# WHAT YOU WILL DO
Locate each line of the material that contains "JSON", then return it.

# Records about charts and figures
** begin **

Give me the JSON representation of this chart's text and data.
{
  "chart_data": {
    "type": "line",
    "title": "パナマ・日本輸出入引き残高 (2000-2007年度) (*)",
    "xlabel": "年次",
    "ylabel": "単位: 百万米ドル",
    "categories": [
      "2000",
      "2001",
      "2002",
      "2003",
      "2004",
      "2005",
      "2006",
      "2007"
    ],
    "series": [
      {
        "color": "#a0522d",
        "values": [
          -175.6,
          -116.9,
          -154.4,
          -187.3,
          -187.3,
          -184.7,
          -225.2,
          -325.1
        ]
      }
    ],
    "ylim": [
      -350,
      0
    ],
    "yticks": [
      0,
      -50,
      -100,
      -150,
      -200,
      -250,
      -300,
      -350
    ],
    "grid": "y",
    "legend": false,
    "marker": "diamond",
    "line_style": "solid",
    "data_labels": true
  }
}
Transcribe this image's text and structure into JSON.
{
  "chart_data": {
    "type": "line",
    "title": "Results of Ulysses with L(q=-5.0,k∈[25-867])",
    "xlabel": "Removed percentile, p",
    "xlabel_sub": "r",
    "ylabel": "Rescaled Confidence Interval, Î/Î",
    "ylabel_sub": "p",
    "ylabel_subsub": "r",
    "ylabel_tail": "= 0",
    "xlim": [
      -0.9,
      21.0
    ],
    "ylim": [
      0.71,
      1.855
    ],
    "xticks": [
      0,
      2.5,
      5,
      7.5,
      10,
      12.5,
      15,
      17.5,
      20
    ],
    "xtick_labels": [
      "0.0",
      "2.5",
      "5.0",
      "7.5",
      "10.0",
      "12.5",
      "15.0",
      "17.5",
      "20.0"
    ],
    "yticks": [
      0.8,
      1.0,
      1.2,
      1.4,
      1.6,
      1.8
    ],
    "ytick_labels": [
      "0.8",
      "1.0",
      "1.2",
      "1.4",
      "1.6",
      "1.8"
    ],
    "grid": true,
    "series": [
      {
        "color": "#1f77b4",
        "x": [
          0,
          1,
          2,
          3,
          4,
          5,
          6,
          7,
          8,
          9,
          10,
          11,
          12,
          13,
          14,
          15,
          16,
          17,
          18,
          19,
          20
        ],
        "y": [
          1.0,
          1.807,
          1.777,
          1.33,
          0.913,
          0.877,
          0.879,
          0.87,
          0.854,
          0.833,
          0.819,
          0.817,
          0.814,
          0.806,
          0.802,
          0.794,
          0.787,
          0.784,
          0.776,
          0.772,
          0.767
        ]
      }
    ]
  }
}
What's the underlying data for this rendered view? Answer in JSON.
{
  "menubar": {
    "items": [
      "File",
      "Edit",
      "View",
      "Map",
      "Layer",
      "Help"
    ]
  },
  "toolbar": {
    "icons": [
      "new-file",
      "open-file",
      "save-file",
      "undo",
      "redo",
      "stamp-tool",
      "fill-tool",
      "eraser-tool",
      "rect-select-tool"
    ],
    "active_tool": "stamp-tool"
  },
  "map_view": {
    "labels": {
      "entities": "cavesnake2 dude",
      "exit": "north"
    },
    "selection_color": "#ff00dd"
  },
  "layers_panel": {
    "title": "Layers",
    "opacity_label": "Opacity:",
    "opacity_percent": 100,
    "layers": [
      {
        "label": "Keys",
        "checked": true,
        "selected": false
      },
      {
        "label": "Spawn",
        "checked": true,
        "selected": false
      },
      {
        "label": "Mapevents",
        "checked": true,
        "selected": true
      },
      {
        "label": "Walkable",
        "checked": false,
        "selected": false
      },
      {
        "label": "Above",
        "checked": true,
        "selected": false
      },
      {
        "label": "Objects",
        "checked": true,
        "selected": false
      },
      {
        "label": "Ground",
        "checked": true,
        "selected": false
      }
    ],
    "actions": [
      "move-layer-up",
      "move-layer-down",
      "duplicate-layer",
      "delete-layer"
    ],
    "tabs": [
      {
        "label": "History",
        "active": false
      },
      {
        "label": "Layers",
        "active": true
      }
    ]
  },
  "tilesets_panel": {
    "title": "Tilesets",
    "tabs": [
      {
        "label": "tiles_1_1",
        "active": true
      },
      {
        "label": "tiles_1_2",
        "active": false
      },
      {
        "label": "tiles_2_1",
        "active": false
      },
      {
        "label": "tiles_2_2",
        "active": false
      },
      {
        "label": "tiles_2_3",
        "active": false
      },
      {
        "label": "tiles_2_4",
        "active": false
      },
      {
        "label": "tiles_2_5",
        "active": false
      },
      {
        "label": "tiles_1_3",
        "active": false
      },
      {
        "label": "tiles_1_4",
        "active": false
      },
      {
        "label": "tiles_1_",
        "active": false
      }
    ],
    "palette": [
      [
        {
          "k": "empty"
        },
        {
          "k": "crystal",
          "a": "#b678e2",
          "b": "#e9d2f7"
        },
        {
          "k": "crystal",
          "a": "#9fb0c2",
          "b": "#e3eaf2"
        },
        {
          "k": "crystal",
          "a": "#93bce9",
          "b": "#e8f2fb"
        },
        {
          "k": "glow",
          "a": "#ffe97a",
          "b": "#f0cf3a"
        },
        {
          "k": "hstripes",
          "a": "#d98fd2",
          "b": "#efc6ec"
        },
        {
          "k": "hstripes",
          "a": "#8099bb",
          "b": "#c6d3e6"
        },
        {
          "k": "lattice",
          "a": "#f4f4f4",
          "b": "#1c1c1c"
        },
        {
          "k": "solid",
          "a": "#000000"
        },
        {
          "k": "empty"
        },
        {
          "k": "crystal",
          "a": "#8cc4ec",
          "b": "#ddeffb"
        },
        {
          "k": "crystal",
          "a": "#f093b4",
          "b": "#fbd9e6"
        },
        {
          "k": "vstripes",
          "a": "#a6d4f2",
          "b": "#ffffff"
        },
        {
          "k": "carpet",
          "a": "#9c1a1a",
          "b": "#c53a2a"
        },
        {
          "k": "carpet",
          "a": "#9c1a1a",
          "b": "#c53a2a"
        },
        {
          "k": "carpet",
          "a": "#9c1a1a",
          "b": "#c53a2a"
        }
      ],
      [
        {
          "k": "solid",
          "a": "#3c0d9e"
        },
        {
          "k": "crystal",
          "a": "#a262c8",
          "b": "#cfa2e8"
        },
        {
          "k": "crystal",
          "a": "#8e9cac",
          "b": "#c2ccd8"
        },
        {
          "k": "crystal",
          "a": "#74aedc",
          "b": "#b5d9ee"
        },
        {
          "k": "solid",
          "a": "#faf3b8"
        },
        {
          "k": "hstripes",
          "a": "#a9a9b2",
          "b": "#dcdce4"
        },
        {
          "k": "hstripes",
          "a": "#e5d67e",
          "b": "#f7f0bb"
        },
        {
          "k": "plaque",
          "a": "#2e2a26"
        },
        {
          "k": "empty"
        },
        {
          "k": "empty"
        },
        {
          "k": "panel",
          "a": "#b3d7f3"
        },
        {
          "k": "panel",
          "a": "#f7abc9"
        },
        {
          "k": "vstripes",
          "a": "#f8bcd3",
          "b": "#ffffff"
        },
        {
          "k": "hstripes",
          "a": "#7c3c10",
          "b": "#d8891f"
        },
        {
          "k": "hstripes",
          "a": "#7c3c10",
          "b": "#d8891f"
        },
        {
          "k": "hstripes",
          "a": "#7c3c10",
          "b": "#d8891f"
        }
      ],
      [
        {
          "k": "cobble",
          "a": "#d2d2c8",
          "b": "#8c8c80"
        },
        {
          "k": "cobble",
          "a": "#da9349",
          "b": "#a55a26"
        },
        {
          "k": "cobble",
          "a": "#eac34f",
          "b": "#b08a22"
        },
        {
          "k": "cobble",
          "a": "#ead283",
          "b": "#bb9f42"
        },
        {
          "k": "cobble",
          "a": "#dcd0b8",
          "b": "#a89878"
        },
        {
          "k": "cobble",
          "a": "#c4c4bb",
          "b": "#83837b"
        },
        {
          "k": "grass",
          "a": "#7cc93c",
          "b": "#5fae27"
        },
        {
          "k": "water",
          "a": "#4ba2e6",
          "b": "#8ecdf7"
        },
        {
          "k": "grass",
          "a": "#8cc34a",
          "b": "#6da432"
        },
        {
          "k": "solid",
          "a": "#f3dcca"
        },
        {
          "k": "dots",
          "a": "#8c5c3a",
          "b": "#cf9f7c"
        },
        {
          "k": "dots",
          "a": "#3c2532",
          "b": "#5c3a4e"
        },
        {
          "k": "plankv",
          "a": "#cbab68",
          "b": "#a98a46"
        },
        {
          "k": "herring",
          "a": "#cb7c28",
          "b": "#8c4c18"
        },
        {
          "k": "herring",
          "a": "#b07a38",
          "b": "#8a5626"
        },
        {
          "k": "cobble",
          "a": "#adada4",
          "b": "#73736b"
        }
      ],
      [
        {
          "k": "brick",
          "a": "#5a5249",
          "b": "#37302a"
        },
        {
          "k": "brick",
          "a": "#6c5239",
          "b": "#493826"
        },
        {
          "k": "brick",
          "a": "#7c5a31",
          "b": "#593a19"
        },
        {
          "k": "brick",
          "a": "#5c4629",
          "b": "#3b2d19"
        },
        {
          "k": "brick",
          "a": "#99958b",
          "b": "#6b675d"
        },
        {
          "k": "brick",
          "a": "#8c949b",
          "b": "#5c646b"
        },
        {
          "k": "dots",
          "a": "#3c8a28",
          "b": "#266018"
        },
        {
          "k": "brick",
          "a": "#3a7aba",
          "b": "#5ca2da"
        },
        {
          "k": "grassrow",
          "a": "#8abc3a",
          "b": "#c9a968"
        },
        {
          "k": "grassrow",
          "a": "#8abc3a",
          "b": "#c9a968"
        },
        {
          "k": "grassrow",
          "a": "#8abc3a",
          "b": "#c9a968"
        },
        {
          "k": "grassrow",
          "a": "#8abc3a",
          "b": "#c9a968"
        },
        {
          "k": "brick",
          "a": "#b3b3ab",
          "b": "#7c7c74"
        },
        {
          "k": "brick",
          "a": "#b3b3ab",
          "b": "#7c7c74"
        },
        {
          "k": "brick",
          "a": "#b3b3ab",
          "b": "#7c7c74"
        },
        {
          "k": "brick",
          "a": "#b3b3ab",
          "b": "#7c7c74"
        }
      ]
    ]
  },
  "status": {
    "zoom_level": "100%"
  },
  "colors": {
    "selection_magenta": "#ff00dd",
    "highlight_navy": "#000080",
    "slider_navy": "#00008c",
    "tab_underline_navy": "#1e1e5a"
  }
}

** end **

# REPLY
Give me the JSON representation of this chart's text and data.
Transcribe this image's text and structure into JSON.
What's the underlying data for this rendered view? Answer in JSON.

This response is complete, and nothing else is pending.